§ **Dataset records**:
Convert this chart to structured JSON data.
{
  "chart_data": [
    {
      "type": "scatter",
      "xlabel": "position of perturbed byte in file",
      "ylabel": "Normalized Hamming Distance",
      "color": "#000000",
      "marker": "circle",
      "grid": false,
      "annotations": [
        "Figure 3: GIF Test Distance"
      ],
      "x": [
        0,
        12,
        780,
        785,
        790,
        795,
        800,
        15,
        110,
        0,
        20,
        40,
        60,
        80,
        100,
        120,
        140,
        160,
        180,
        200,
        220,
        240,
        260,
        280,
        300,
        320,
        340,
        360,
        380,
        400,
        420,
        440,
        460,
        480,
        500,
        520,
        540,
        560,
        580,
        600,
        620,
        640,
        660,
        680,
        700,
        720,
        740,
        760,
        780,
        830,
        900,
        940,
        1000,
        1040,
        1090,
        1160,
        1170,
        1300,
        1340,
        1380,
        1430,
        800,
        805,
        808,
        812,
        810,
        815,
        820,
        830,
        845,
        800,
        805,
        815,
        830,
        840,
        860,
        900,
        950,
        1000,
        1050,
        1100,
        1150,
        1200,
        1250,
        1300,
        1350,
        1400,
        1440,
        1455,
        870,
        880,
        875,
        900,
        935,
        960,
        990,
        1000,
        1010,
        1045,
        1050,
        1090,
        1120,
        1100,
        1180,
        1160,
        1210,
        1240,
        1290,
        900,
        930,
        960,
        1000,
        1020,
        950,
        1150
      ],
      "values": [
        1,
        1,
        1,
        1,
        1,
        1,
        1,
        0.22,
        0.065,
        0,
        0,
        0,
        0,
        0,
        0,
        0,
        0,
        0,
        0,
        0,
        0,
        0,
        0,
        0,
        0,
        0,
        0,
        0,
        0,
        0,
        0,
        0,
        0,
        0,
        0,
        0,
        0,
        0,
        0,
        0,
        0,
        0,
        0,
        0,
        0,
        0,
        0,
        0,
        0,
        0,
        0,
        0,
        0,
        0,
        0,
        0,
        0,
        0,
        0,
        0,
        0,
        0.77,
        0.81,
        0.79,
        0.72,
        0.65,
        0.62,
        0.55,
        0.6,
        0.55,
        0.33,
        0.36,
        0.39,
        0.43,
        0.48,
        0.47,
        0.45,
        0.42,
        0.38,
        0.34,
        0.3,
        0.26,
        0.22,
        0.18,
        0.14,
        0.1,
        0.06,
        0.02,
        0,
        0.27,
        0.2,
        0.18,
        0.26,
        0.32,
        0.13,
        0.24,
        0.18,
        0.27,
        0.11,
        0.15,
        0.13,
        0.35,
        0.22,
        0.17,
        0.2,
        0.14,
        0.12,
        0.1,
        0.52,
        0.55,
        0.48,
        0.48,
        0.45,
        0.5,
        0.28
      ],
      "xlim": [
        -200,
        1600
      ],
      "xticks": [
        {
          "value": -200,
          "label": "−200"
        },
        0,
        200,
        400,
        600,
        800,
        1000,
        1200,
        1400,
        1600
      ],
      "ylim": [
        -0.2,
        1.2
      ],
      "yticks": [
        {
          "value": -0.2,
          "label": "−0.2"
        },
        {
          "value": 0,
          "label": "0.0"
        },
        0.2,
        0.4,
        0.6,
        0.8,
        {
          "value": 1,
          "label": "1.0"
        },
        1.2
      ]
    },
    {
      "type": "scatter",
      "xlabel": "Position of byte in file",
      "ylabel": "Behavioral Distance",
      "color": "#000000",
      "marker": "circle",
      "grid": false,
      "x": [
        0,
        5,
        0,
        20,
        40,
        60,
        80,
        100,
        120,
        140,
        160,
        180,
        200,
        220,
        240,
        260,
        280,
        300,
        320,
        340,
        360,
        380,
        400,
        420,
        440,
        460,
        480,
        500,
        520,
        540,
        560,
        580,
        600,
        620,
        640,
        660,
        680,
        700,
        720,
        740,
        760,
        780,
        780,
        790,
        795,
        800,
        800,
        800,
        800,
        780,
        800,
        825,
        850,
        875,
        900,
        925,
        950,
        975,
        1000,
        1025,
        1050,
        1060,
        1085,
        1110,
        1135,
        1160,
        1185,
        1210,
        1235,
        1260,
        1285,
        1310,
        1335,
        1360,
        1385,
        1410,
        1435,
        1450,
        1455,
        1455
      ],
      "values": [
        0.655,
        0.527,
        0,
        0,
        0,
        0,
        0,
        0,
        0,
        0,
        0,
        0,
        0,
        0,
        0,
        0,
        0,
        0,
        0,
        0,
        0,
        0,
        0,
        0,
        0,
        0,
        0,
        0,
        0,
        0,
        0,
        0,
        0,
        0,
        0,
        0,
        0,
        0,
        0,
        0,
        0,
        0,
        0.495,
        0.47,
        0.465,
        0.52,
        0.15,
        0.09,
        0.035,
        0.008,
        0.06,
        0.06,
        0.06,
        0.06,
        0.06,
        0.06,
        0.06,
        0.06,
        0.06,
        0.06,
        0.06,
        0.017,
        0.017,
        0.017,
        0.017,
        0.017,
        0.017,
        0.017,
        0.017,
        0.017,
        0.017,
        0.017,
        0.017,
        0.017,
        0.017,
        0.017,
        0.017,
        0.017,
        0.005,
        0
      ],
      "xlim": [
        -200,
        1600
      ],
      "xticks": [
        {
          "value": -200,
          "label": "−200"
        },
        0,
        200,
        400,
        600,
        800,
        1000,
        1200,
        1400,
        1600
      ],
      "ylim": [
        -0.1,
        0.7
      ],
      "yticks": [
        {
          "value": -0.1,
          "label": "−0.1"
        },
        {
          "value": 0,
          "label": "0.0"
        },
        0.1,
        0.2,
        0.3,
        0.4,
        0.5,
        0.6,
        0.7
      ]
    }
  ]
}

§ **Task to complete**:
Copy out each line of the data where the string "file" appears.

§ **Response to this task**:
      "xlabel": "position of perturbed byte in file",
      "xlabel": "Position of byte in file",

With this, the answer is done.